Copy each entry as it stands, leaving nothing out.

### Supplied data ###

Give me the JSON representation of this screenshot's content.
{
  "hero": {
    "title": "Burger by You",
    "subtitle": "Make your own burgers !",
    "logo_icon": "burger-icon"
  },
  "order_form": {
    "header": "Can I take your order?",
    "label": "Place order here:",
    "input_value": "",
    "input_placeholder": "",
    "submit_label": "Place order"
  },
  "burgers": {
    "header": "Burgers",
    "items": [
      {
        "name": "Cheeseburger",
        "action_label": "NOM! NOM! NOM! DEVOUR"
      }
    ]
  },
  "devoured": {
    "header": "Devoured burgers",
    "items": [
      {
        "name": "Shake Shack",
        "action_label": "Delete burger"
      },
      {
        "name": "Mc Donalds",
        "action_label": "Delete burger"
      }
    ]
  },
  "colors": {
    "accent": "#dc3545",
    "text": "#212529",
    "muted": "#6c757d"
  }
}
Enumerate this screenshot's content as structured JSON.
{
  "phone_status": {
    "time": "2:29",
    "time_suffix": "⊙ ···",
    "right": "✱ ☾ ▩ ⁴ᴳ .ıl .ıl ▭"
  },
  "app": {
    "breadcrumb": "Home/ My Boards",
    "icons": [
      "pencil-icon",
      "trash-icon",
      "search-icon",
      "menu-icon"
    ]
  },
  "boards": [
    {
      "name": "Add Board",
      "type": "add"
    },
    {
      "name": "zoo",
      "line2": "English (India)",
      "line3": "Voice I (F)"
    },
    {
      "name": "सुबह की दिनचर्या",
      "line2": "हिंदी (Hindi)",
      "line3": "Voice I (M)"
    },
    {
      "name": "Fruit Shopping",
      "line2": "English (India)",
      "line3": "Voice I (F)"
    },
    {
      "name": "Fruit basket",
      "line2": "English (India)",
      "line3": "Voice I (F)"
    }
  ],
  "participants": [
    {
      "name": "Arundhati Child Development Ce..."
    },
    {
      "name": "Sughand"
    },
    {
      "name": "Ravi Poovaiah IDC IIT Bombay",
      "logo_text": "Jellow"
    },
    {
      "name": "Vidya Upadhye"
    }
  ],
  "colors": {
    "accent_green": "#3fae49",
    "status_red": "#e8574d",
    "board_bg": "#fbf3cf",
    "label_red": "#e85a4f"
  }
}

###

◆ Exercise answer ◆
Give me the JSON representation of this screenshot's content.
{
  "hero": {
    "title": "Burger by You",
    "subtitle": "Make your own burgers !",
    "logo_icon": "burger-icon"
  },
  "order_form": {
    "header": "Can I take your order?",
    "label": "Place order here:",
    "input_value": "",
    "input_placeholder": "",
    "submit_label": "Place order"
  },
  "burgers": {
    "header": "Burgers",
    "items": [
      {
        "name": "Cheeseburger",
        "action_label": "NOM! NOM! NOM! DEVOUR"
      }
    ]
  },
  "devoured": {
    "header": "Devoured burgers",
    "items": [
      {
        "name": "Shake Shack",
        "action_label": "Delete burger"
      },
      {
        "name": "Mc Donalds",
        "action_label": "Delete burger"
      }
    ]
  },
  "colors": {
    "accent": "#dc3545",
    "text": "#212529",
    "muted": "#6c757d"
  }
}
Enumerate this screenshot's content as structured JSON.
{
  "phone_status": {
    "time": "2:29",
    "time_suffix": "⊙ ···",
    "right": "✱ ☾ ▩ ⁴ᴳ .ıl .ıl ▭"
  },
  "app": {
    "breadcrumb": "Home/ My Boards",
    "icons": [
      "pencil-icon",
      "trash-icon",
      "search-icon",
      "menu-icon"
    ]
  },
  "boards": [
    {
      "name": "Add Board",
      "type": "add"
    },
    {
      "name": "zoo",
      "line2": "English (India)",
      "line3": "Voice I (F)"
    },
    {
      "name": "सुबह की दिनचर्या",
      "line2": "हिंदी (Hindi)",
      "line3": "Voice I (M)"
    },
    {
      "name": "Fruit Shopping",
      "line2": "English (India)",
      "line3": "Voice I (F)"
    },
    {
      "name": "Fruit basket",
      "line2": "English (India)",
      "line3": "Voice I (F)"
    }
  ],
  "participants": [
    {
      "name": "Arundhati Child Development Ce..."
    },
    {
      "name": "Sughand"
    },
    {
      "name": "Ravi Poovaiah IDC IIT Bombay",
      "logo_text": "Jellow"
    },
    {
      "name": "Vidya Upadhye"
    }
  ],
  "colors": {
    "accent_green": "#3fae49",
    "status_red": "#e8574d",
    "board_bg": "#fbf3cf",
    "label_red": "#e85a4f"
  }
}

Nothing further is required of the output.